▸ Passage shown
** START **

Suggested Output Structure

Use a structure like this when appropriate. Omit sections that do not apply and add sections that improve the plan.

# Delivery Plan: <feature or system name>

## Summary

Brief description of what is being delivered and the value it provides.

## Design Reference

- **Design**: <design name>
- **Path**: <path to design file>

## Prerequisites

- <anything that must be resolved before implementation begins>

## Phases

### Phase 1: <name>

**Scope**: What this phase delivers.

**Tasks**:
1. <concrete task>
2. <concrete task>

**Testing**:
- <testing approach for this phase>
   - <TDD slices if applicable: slice 1 — write failing test(s) for one coherent behavior, implement, refactor; slice 2 — add the next meaningful behavior, implement, refactor; ...>

**Exit criteria**:
- <what must be true when this phase is complete>

### Phase 2: <name>

...

** END **

▸ Given exercise A
Put the records from their start through the line containing "The node 82 is at (148, 535)." into a Markdown table with the columns Row and Line, numbering each line and skipping blank lines. Leave the pictures out of the answer.
The records are unrelated to the delivery plan template.

▸ Extracted entries

** START **

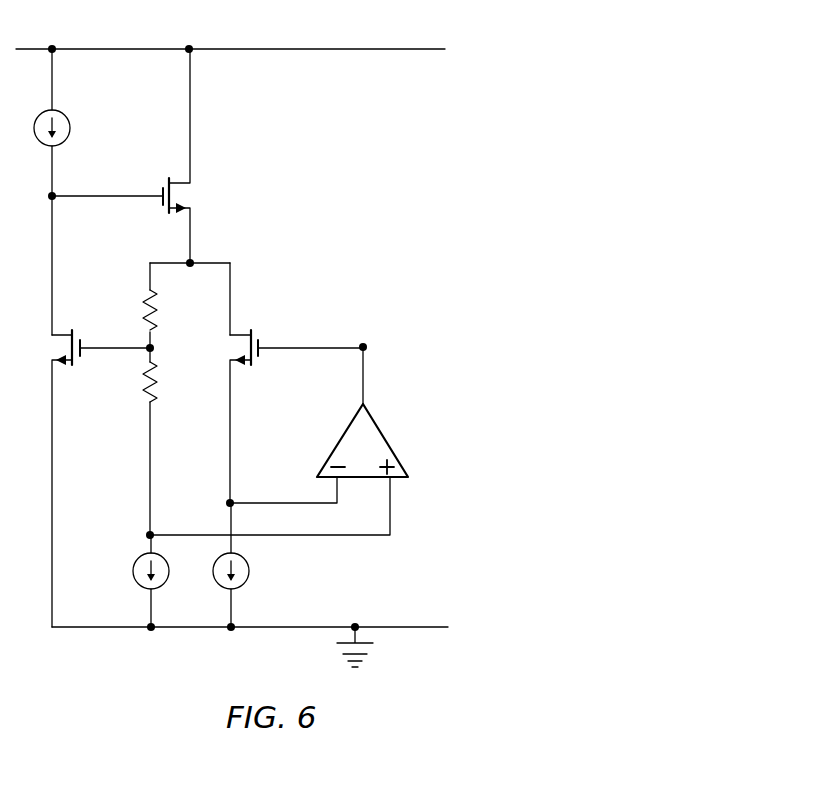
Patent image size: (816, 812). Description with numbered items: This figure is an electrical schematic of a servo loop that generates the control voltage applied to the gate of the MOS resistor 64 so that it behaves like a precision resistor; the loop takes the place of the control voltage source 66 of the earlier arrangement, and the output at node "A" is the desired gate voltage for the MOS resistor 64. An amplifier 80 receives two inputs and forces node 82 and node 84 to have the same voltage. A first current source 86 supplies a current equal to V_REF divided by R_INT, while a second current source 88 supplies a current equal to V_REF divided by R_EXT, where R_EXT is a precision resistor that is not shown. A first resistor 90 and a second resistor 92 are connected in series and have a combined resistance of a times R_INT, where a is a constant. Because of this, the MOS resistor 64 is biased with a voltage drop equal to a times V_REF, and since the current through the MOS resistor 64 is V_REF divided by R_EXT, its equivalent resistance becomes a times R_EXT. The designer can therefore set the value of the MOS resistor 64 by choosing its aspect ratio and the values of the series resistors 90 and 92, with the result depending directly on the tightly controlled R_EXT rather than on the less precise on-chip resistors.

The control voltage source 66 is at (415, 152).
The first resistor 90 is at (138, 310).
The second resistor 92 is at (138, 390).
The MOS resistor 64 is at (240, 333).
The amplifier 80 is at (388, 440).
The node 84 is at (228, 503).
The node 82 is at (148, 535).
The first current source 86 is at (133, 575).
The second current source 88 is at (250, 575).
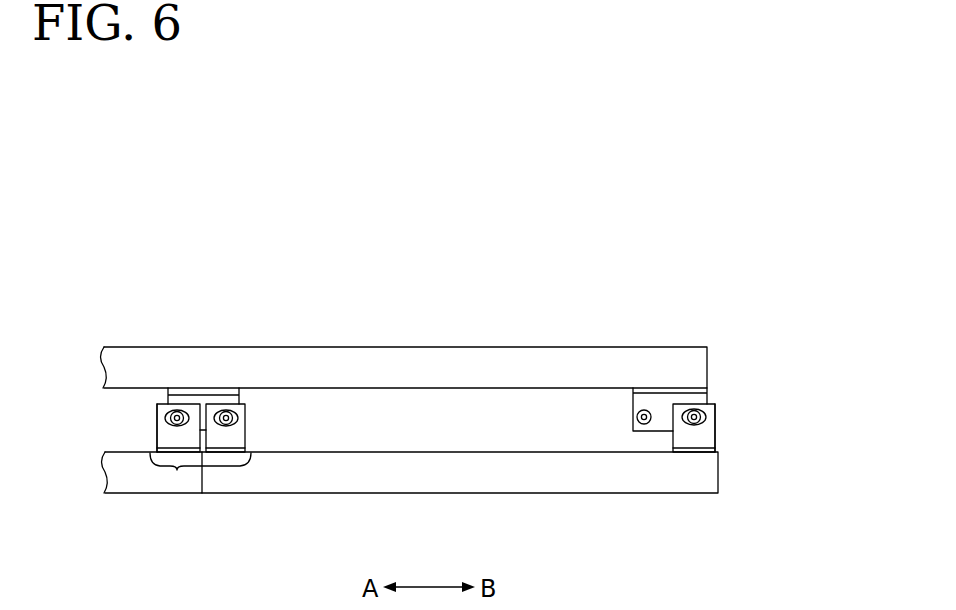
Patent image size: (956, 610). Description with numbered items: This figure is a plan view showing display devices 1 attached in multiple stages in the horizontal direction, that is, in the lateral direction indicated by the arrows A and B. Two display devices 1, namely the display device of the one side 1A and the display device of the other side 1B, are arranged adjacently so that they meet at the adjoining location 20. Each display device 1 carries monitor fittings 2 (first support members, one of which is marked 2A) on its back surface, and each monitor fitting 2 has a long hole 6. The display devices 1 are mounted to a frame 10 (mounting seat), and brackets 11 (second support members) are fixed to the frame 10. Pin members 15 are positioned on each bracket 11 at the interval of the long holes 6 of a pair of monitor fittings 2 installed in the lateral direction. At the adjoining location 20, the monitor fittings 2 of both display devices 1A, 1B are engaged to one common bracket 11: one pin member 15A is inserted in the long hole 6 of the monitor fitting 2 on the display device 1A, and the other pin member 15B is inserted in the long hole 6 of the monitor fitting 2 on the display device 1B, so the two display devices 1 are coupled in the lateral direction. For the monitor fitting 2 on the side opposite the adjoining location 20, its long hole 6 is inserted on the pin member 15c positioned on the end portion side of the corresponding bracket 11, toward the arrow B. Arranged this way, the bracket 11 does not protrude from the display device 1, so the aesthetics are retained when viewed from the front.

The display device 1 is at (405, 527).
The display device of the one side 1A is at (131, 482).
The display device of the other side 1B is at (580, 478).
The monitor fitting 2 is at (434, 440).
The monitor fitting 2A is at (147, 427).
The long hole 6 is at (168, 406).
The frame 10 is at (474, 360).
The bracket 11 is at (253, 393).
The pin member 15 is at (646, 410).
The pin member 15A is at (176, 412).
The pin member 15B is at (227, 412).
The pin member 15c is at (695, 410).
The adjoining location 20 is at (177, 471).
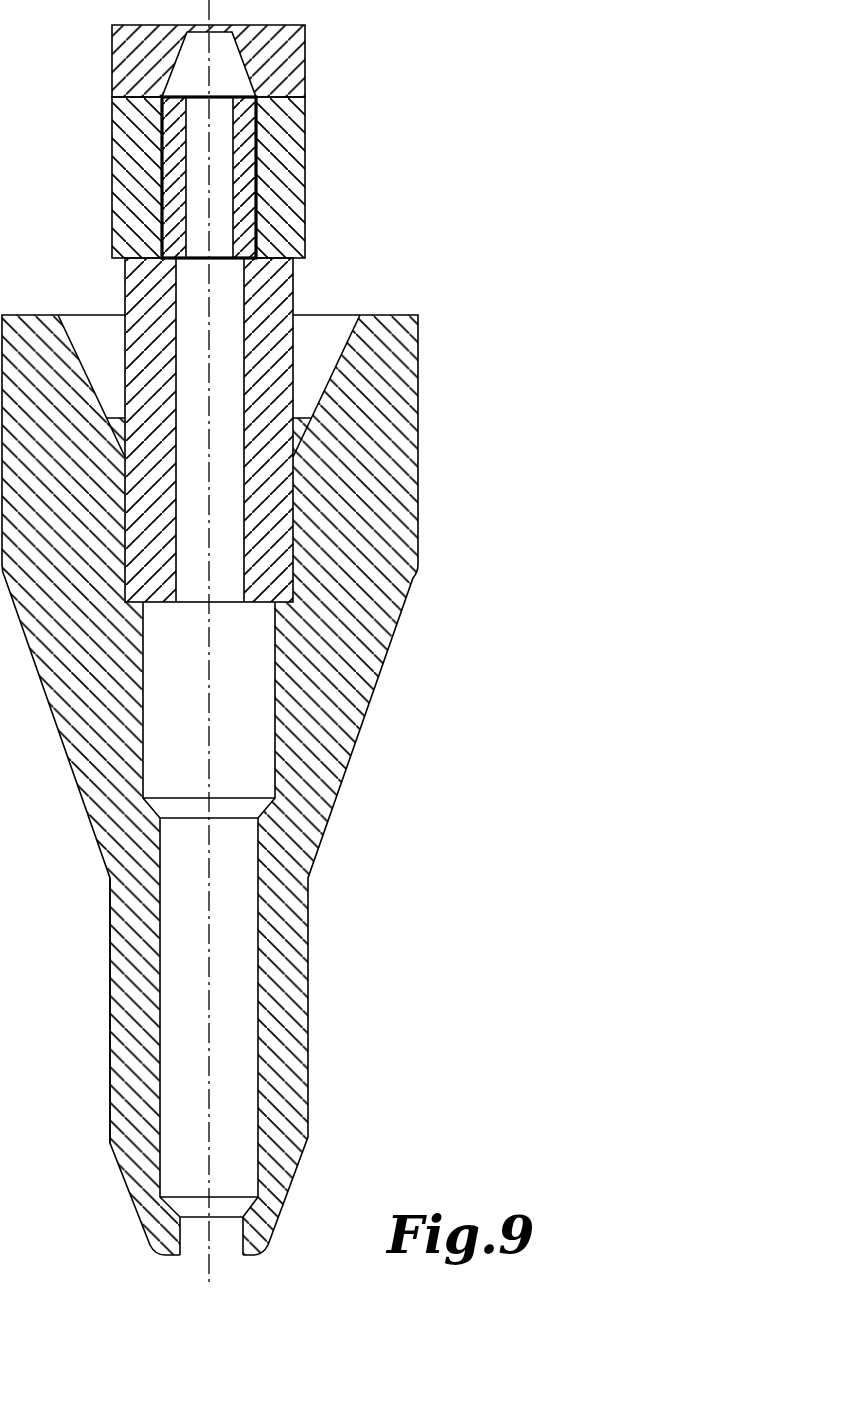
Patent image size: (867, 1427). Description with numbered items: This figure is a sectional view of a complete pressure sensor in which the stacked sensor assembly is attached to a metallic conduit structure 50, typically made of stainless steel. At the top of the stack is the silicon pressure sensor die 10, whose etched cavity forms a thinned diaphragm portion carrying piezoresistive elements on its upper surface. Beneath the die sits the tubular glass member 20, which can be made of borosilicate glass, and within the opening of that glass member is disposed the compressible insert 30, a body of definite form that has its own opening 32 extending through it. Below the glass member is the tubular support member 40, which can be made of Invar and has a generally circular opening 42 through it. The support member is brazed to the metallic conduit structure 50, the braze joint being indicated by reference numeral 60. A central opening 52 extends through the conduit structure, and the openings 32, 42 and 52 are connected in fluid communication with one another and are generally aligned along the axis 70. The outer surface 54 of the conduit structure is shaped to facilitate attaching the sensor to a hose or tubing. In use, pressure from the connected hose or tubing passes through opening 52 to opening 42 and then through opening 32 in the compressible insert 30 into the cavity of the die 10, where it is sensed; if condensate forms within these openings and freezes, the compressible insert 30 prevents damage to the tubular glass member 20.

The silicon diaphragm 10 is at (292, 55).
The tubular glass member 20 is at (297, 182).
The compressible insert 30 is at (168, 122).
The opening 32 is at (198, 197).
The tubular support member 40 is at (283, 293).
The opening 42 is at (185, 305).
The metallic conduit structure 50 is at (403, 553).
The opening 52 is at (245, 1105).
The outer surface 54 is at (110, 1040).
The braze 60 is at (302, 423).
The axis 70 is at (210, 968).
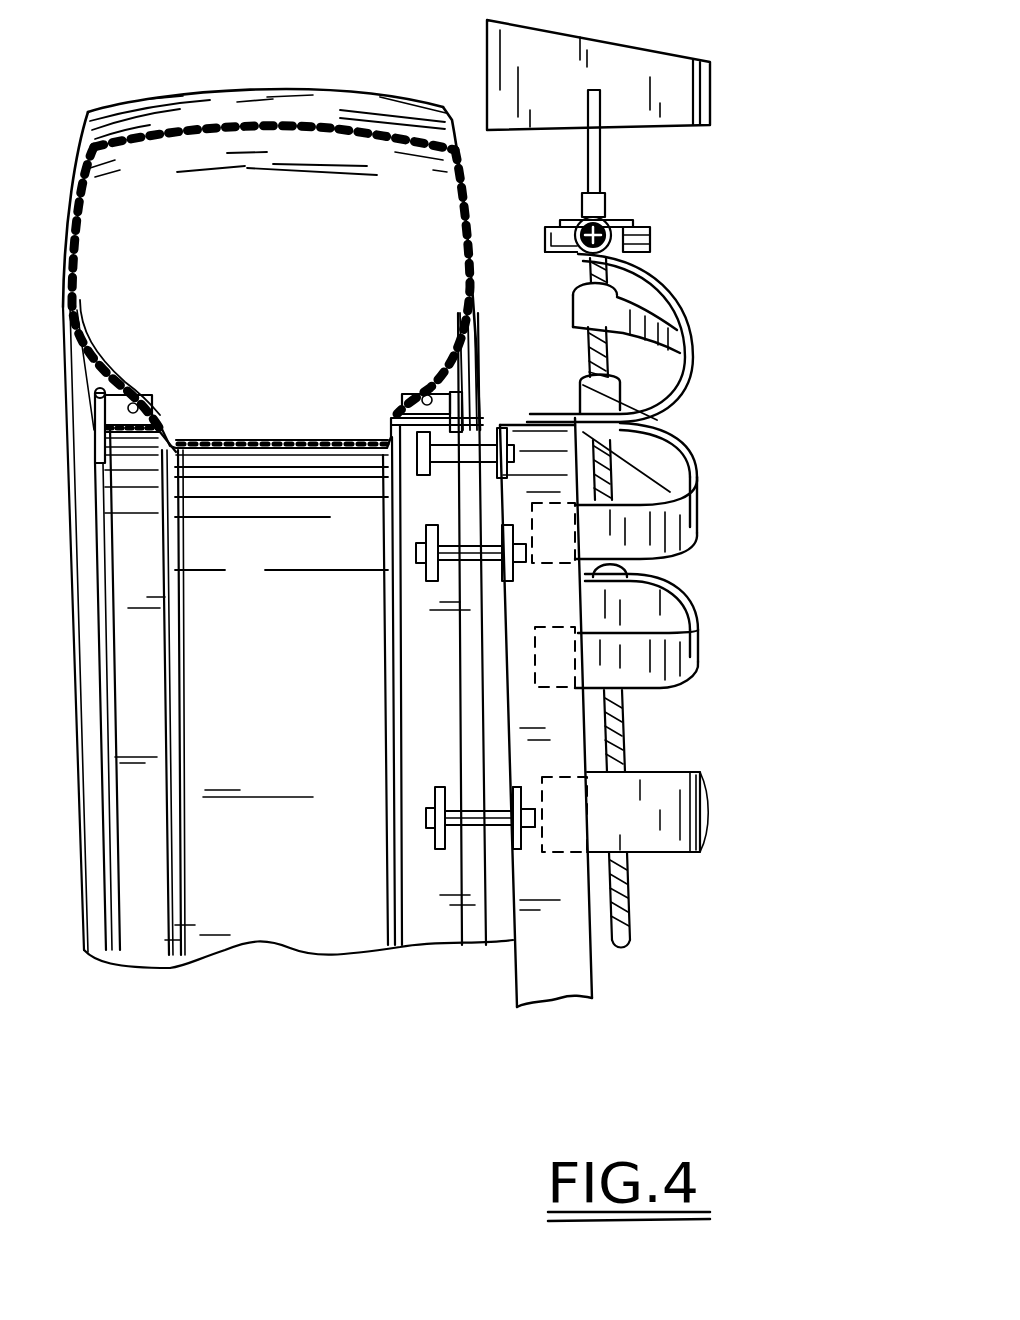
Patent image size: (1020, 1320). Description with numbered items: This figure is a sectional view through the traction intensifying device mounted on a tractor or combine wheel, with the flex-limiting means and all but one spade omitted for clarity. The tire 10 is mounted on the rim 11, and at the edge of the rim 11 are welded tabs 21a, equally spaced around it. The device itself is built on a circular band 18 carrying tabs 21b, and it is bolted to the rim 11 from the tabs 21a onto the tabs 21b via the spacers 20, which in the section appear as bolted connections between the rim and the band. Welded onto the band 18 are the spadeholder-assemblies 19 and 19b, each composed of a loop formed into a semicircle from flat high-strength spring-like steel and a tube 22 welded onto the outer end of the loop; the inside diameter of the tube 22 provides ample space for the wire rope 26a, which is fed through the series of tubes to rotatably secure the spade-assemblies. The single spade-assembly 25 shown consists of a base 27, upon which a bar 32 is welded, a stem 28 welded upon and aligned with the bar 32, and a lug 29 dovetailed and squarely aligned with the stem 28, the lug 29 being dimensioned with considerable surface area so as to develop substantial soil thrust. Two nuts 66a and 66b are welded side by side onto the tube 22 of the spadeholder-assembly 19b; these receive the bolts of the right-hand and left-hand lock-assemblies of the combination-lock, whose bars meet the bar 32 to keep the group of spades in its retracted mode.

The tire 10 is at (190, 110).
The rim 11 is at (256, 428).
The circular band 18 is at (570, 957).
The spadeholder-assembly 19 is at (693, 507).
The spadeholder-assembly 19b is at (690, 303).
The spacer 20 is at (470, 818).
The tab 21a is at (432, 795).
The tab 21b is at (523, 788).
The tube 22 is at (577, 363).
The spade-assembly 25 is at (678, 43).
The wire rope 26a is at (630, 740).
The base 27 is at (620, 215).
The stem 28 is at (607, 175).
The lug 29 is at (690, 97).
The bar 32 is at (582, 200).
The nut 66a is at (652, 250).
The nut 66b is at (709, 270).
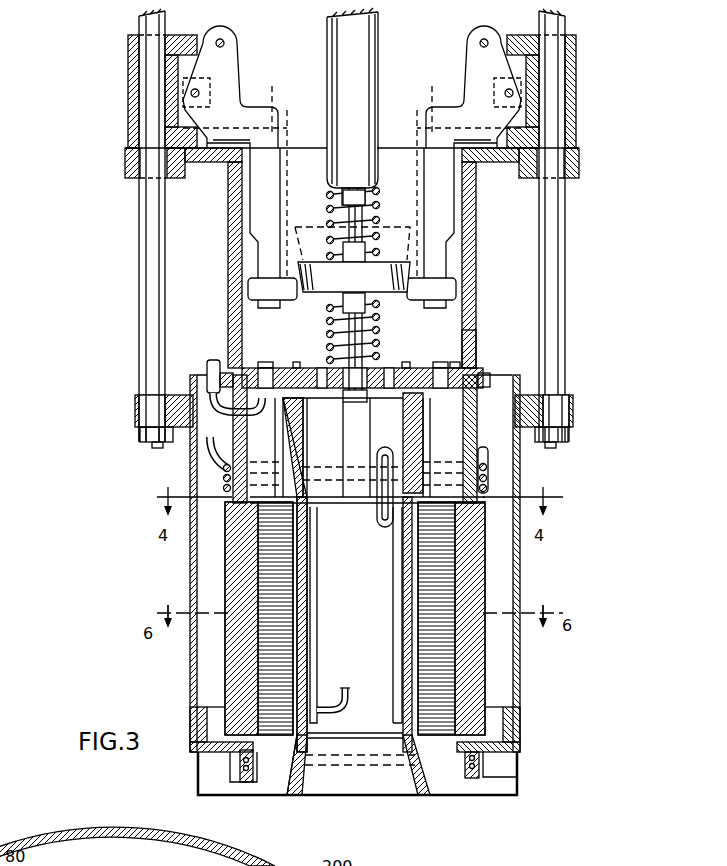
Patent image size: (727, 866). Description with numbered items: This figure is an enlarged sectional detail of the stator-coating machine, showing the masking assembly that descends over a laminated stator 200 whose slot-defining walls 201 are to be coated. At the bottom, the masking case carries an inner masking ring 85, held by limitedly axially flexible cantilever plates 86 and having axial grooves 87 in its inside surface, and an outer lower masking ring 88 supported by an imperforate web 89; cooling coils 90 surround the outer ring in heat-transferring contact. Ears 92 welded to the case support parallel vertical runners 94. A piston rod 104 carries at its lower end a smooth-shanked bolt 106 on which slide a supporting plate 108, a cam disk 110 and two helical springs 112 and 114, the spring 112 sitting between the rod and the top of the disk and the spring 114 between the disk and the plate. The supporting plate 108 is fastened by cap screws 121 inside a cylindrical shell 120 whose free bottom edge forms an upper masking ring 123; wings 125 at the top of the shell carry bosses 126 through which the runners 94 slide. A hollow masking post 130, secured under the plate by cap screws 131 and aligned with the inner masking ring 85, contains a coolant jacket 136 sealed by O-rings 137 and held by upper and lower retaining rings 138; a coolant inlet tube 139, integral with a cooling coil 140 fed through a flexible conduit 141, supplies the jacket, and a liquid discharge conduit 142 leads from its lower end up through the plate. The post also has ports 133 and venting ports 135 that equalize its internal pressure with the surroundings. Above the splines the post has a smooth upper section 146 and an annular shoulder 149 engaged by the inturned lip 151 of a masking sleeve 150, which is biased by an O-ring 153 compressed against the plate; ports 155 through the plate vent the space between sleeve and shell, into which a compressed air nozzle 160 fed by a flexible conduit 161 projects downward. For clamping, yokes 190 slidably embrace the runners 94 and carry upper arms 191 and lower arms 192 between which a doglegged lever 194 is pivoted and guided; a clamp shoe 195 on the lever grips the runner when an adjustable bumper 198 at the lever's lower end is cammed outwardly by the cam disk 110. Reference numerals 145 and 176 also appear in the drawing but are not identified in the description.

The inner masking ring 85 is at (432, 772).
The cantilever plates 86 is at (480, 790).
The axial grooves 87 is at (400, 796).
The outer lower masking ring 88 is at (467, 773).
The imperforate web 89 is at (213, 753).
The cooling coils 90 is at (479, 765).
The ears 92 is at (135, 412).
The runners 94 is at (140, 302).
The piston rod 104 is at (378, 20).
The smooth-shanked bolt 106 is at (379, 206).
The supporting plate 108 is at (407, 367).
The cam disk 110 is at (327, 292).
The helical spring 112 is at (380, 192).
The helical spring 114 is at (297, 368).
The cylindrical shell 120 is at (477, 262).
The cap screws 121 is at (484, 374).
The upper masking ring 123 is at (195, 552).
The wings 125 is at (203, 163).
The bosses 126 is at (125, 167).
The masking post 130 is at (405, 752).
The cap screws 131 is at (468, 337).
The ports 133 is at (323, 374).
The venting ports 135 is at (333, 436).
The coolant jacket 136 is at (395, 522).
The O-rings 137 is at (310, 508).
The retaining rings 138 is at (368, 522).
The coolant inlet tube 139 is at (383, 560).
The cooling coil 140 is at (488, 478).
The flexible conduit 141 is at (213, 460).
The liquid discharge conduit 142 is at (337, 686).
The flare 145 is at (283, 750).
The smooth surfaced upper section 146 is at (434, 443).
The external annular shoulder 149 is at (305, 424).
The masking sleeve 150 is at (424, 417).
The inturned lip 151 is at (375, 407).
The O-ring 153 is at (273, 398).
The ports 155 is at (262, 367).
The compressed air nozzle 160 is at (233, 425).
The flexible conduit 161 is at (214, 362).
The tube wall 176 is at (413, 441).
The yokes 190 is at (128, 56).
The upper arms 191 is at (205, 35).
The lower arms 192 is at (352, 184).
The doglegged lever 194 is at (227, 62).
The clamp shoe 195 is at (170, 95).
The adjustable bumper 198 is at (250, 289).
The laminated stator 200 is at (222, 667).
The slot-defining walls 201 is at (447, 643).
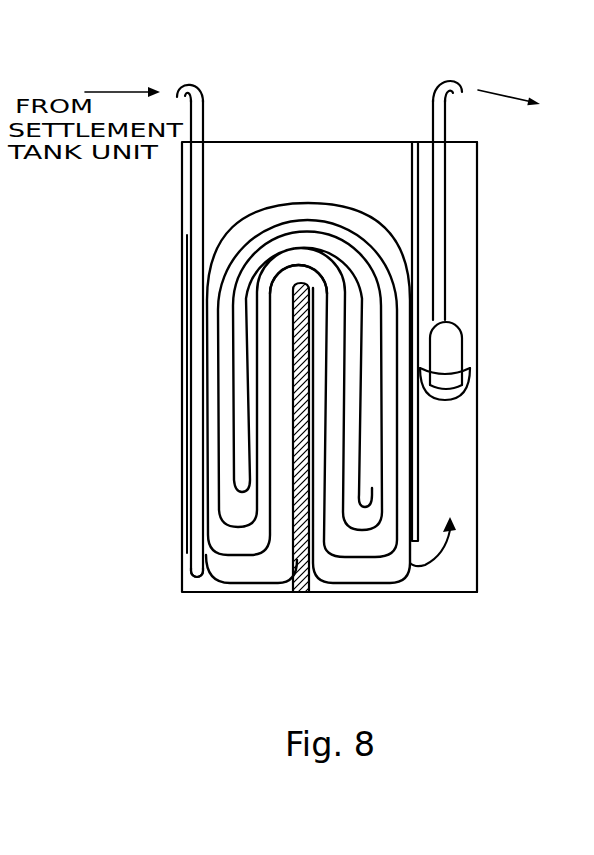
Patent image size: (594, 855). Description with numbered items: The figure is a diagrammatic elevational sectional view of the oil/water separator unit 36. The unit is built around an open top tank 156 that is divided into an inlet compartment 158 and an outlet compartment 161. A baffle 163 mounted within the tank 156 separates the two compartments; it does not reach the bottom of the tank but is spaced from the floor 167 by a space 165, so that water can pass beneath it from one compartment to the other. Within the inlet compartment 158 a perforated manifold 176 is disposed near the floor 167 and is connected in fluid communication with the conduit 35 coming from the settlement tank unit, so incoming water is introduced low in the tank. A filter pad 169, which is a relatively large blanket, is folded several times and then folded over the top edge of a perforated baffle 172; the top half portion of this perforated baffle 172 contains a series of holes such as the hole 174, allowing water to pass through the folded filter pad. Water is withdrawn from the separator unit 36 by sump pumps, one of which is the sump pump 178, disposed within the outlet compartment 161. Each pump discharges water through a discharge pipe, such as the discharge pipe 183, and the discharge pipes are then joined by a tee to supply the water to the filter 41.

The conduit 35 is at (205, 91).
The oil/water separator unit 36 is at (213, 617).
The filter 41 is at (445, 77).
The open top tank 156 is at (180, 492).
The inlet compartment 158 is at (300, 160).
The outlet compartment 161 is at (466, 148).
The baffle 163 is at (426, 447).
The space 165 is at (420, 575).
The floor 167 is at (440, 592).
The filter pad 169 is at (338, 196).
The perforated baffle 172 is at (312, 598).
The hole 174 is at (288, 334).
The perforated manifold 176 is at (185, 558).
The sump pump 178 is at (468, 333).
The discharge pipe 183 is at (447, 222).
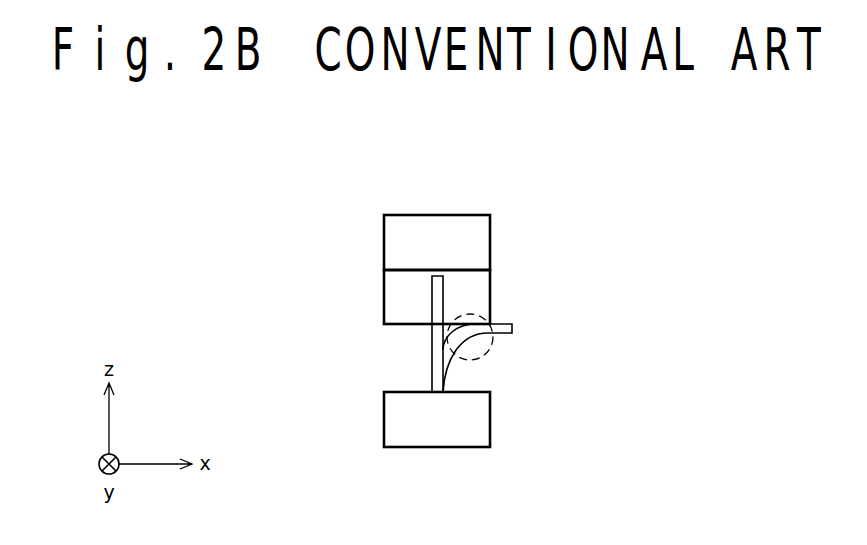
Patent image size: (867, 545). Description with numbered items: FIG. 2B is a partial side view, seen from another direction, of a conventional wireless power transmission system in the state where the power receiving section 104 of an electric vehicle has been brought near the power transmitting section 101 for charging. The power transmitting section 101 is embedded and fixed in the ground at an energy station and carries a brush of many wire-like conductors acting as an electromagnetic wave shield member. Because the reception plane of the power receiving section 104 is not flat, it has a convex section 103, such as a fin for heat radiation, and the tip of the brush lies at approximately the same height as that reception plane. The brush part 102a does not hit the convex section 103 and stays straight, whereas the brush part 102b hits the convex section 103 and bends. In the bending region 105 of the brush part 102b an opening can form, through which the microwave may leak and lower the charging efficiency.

** END **

▸ Given exercise B
Transcribe the delivery plan template in full, word for word.

▸ Response A
| Row | Line |
|---|---|
| 1 | Patent image size: (816, 812). Description with numbered items: This figure is an electrical schematic of a servo loop that generates the control voltage applied to the gate of the MOS resistor 64 so that it behaves like a precision resistor; the loop takes the place of the control voltage source 66 of the earlier arrangement, and the output at node "A" is the desired gate voltage for the MOS resistor 64. An amplifier 80 receives two inputs and forces node 82 and node 84 to have the same voltage. A first current source 86 supplies a current equal to V_REF divided by R_INT, while a second current source 88 supplies a current equal to V_REF divided by R_EXT, where R_EXT is a precision resistor that is not shown. A first resistor 90 and a second resistor 92 are connected in series and have a combined resistance of a times R_INT, where a is a constant. Because of this, the MOS resistor 64 is biased with a voltage drop equal to a times V_REF, and since the current through the MOS resistor 64 is V_REF divided by R_EXT, its equivalent resistance becomes a times R_EXT. The designer can therefore set the value of the MOS resistor 64 by choosing its aspect ratio and the values of the series resistors 90 and 92, with the result depending directly on the tightly controlled R_EXT rather than on the less precise on-chip resistors. |
| 2 | The control voltage source 66 is at (415, 152). |
| 3 | The first resistor 90 is at (138, 310). |
| 4 | The second resistor 92 is at (138, 390). |
| 5 | The MOS resistor 64 is at (240, 333). |
| 6 | The amplifier 80 is at (388, 440). |
| 7 | The node 84 is at (228, 503). |
| 8 | The node 82 is at (148, 535). |

▸ Response B
Suggested Output Structure

Use a structure like this when appropriate. Omit sections that do not apply and add sections that improve the plan.

# Delivery Plan: <feature or system name>

## Summary

Brief description of what is being delivered and the value it provides.

## Design Reference

- **Design**: <design name>
- **Path**: <path to design file>

## Prerequisites

- <anything that must be resolved before implementation begins>

## Phases

### Phase 1: <name>

**Scope**: What this phase delivers.

**Tasks**:
1. <concrete task>
2. <concrete task>

**Testing**:
- <testing approach for this phase>
   - <TDD slices if applicable: slice 1 — write failing test(s) for one coherent behavior, implement, refactor; slice 2 — add the next meaningful behavior, implement, refactor; ...>

**Exit criteria**:
- <what must be true when this phase is complete>

### Phase 2: <name>

...